-- START Extracted records --

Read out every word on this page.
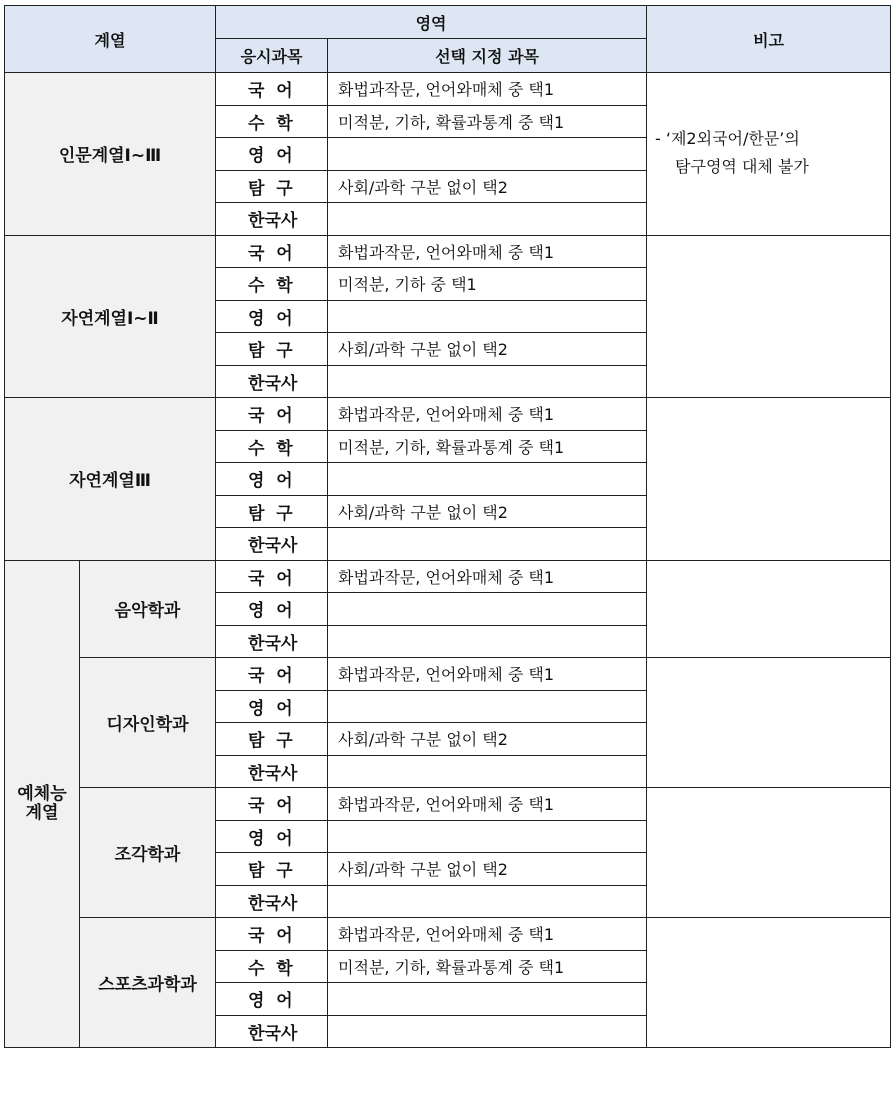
계열		영역		비고
		응시과목	선택 지정 과목	
인문계열Ⅰ~Ⅲ		국  어	화법과작문, 언어와매체 중 택1	- ‘제2외국어/한문’의
탐구영역 대체 불가

		수  학	미적분, 기하, 확률과통계 중 택1	
		영  어		
		탐  구	사회/과학 구분 없이 택2	
		한국사		
자연계열Ⅰ~Ⅱ		국  어	화법과작문, 언어와매체 중 택1	
		수  학	미적분, 기하 중 택1	
		영  어		
		탐  구	사회/과학 구분 없이 택2	
		한국사		
자연계열Ⅲ		국  어	화법과작문, 언어와매체 중 택1	
		수  학	미적분, 기하, 확률과통계 중 택1	
		영  어		
		탐  구	사회/과학 구분 없이 택2	
		한국사		

예체능
계열	음악학과	국  어	화법과작문, 언어와매체 중 택1	
		영  어		
		한국사		
	디자인학과	국  어	화법과작문, 언어와매체 중 택1	
		영  어		
		탐  구	사회/과학 구분 없이 택2	
		한국사		
	조각학과	국  어	화법과작문, 언어와매체 중 택1	
		영  어		
		탐  구	사회/과학 구분 없이 택2	
		한국사		
	스포츠과학과	국  어	화법과작문, 언어와매체 중 택1	
		수  학	미적분, 기하, 확률과통계 중 택1	
		영  어		
		한국사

-- END Extracted records --

Please set down each line of the data above exactly as written, without the pictures.

Read out every word on this page.
계열		영역		비고
		응시과목	선택 지정 과목	
인문계열Ⅰ~Ⅲ		국  어	화법과작문, 언어와매체 중 택1	- ‘제2외국어/한문’의
탐구영역 대체 불가

		수  학	미적분, 기하, 확률과통계 중 택1	
		영  어		
		탐  구	사회/과학 구분 없이 택2	
		한국사		
자연계열Ⅰ~Ⅱ		국  어	화법과작문, 언어와매체 중 택1	
		수  학	미적분, 기하 중 택1	
		영  어		
		탐  구	사회/과학 구분 없이 택2	
		한국사		
자연계열Ⅲ		국  어	화법과작문, 언어와매체 중 택1	
		수  학	미적분, 기하, 확률과통계 중 택1	
		영  어		
		탐  구	사회/과학 구분 없이 택2	
		한국사		

예체능
계열	음악학과	국  어	화법과작문, 언어와매체 중 택1	
		영  어		
		한국사		
	디자인학과	국  어	화법과작문, 언어와매체 중 택1	
		영  어		
		탐  구	사회/과학 구분 없이 택2	
		한국사		
	조각학과	국  어	화법과작문, 언어와매체 중 택1	
		영  어		
		탐  구	사회/과학 구분 없이 택2	
		한국사		
	스포츠과학과	국  어	화법과작문, 언어와매체 중 택1	
		수  학	미적분, 기하, 확률과통계 중 택1	
		영  어		
		한국사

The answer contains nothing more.